EXERCISE OBJECTIVE:
Below is a listing; reproduce each line of it exactly.

INPUT ROWS:
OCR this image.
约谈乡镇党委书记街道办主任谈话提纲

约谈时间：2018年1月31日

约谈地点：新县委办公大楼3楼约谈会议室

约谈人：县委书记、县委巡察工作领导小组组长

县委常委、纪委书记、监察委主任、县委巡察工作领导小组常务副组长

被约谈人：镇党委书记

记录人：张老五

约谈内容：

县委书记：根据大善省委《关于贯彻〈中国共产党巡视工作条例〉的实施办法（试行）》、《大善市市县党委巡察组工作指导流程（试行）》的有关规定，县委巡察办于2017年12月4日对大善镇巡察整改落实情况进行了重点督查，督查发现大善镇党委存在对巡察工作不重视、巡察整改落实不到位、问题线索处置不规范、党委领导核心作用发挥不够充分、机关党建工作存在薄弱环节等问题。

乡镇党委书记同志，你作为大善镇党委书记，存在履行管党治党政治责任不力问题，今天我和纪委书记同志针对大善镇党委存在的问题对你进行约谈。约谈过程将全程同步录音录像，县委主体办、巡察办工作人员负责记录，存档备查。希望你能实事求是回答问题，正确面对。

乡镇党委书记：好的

RESPONSE FOR THIS EXERCISE:
OCR this image.
约谈乡镇党委书记街道办主任谈话提纲

约谈时间：2018年1月31日

约谈地点：新县委办公大楼3楼约谈会议室

约谈人：县委书记、县委巡察工作领导小组组长

县委常委、纪委书记、监察委主任、县委巡察工作领导小组常务副组长

被约谈人：镇党委书记

记录人：张老五

约谈内容：

县委书记：根据大善省委《关于贯彻〈中国共产党巡视工作条例〉的实施办法（试行）》、《大善市市县党委巡察组工作指导流程（试行）》的有关规定，县委巡察办于2017年12月4日对大善镇巡察整改落实情况进行了重点督查，督查发现大善镇党委存在对巡察工作不重视、巡察整改落实不到位、问题线索处置不规范、党委领导核心作用发挥不够充分、机关党建工作存在薄弱环节等问题。

乡镇党委书记同志，你作为大善镇党委书记，存在履行管党治党政治责任不力问题，今天我和纪委书记同志针对大善镇党委存在的问题对你进行约谈。约谈过程将全程同步录音录像，县委主体办、巡察办工作人员负责记录，存档备查。希望你能实事求是回答问题，正确面对。

乡镇党委书记：好的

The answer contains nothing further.